Extract and list every line that contains the word "group".

_RECORDS TO PROCESS_
##############################

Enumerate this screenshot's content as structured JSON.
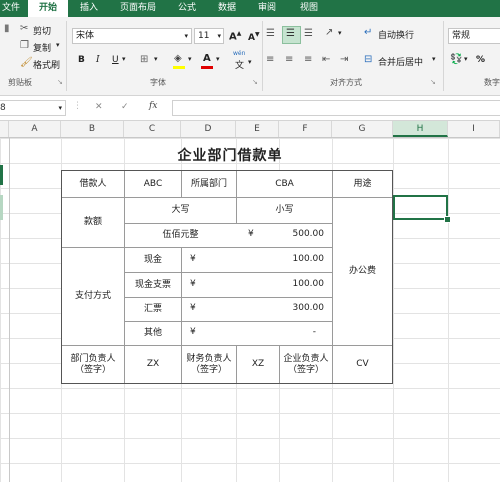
{
  "tabs": [
    "文件",
    "开始",
    "插入",
    "页面布局",
    "公式",
    "数据",
    "审阅",
    "视图"
  ],
  "clipboard": {
    "cut": "剪切",
    "copy": "复制",
    "painter": "格式刷",
    "group": "剪贴板"
  },
  "font": {
    "name": "宋体",
    "size": "11",
    "group": "字体",
    "bold": "B",
    "italic": "I",
    "underline": "U",
    "grow": "A",
    "shrink": "A",
    "phonetic": "wén",
    "phonetic_char": "文"
  },
  "align": {
    "wrap": "自动换行",
    "merge": "合并后居中",
    "group": "对齐方式"
  },
  "number": {
    "format": "常规",
    "group": "数字"
  },
  "formula": {
    "cancel": "✕",
    "enter": "✓",
    "fx": "fx"
  },
  "columns": [
    "A",
    "B",
    "C",
    "D",
    "E",
    "F",
    "G",
    "H",
    "I"
  ],
  "sheet": {
    "title": "企业部门借款单",
    "row1": {
      "borrower_label": "借款人",
      "borrower": "ABC",
      "dept_label": "所属部门",
      "dept": "CBA",
      "purpose_label": "用途"
    },
    "amount": {
      "label": "款额",
      "upper_label": "大写",
      "lower_label": "小写",
      "upper": "伍佰元整",
      "currency": "¥",
      "lower": "500.00"
    },
    "purpose_value": "办公费",
    "payment": {
      "label": "支付方式",
      "items": [
        {
          "name": "现金",
          "currency": "¥",
          "value": "100.00"
        },
        {
          "name": "现金支票",
          "currency": "¥",
          "value": "100.00"
        },
        {
          "name": "汇票",
          "currency": "¥",
          "value": "300.00"
        },
        {
          "name": "其他",
          "currency": "¥",
          "value": "-"
        }
      ]
    },
    "sign": {
      "dept_head_label": "部门负责人（签字）",
      "dept_head": "ZX",
      "finance_head_label": "财务负责人（签字）",
      "finance_head": "XZ",
      "company_head_label": "企业负责人（签字）",
      "company_head": "CV"
    }
  },
  "colors": {
    "accent": "#217346"
  }
}
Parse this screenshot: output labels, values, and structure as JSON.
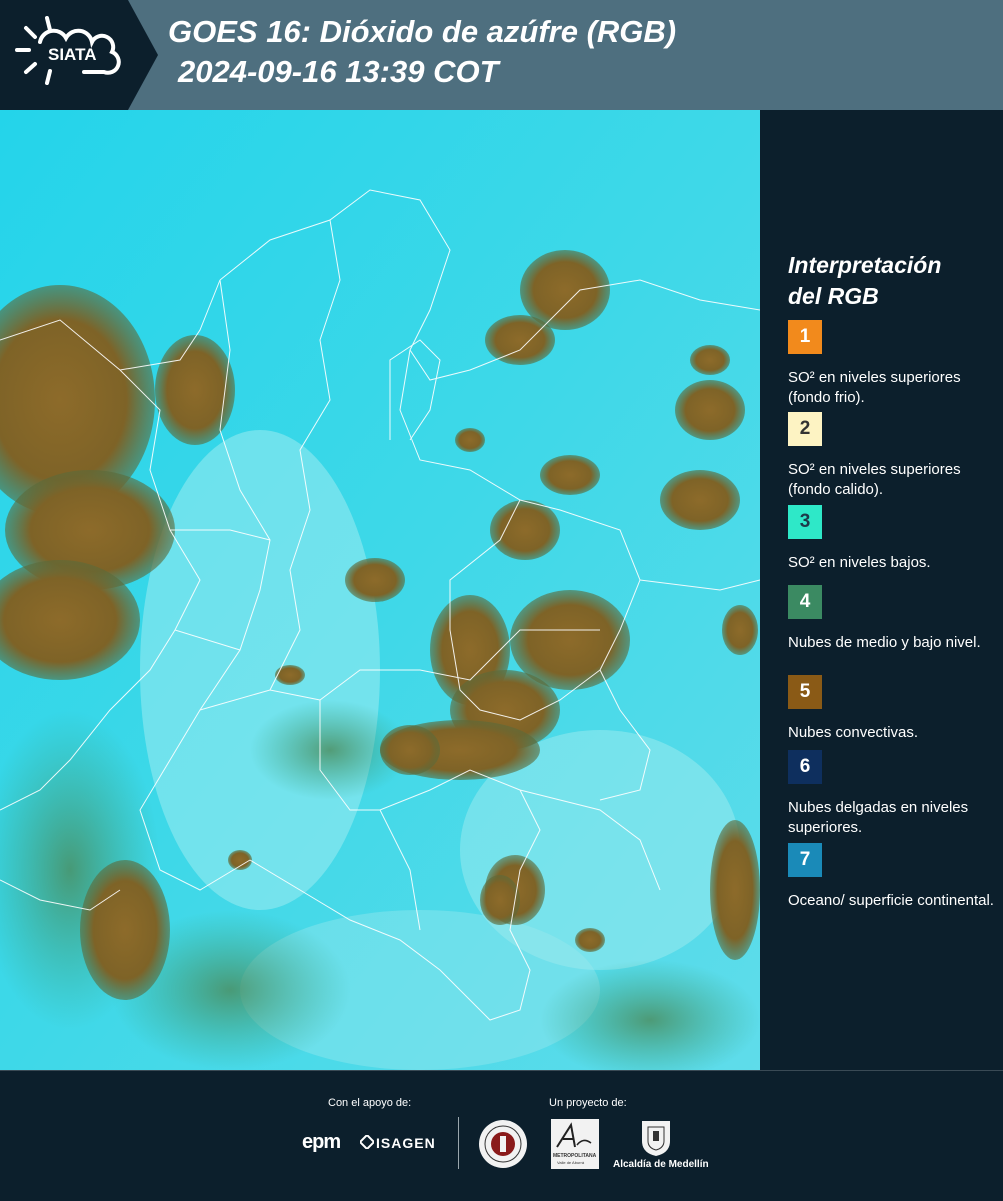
{
  "header": {
    "logo_text": "SIATA",
    "title_line1": "GOES 16: Dióxido de azúfre (RGB)",
    "title_line2": "2024-09-16 13:39 COT"
  },
  "map": {
    "background_colors": {
      "sky": "#27d6ea",
      "cloud": "#8a6a2a",
      "border": "#ffffff"
    },
    "icon": "satellite-composite-map"
  },
  "legend": {
    "title_line1": "Interpretación",
    "title_line2": "del RGB",
    "items": [
      {
        "number": "1",
        "color": "#f28a1c",
        "text_color": "#ffffff",
        "label": "SO² en niveles superiores (fondo frio)."
      },
      {
        "number": "2",
        "color": "#fdf3c3",
        "text_color": "#333333",
        "label": "SO² en niveles superiores (fondo calido)."
      },
      {
        "number": "3",
        "color": "#2ee8c8",
        "text_color": "#1d3a4a",
        "label": "SO² en niveles bajos."
      },
      {
        "number": "4",
        "color": "#3b8a62",
        "text_color": "#ffffff",
        "label": "Nubes de medio y bajo nivel."
      },
      {
        "number": "5",
        "color": "#8a5a16",
        "text_color": "#ffffff",
        "label": "Nubes convectivas."
      },
      {
        "number": "6",
        "color": "#0e2f5e",
        "text_color": "#ffffff",
        "label": "Nubes delgadas en niveles superiores."
      },
      {
        "number": "7",
        "color": "#1a8ab8",
        "text_color": "#ffffff",
        "label": "Oceano/ superficie continental."
      }
    ]
  },
  "footer": {
    "support_label": "Con el apoyo de:",
    "project_label": "Un proyecto de:",
    "epm_text": "epm",
    "isagen_text": "ISAGEN",
    "area_text": "METROPOLITANA",
    "area_sub": "Valle de Aburrá",
    "alcaldia_text": "Alcaldía de Medellín"
  }
}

##############################

_SOLUTION_
    "group": "剪贴板"
    "group": "字体",
    "group": "对齐方式"
    "group": "数字"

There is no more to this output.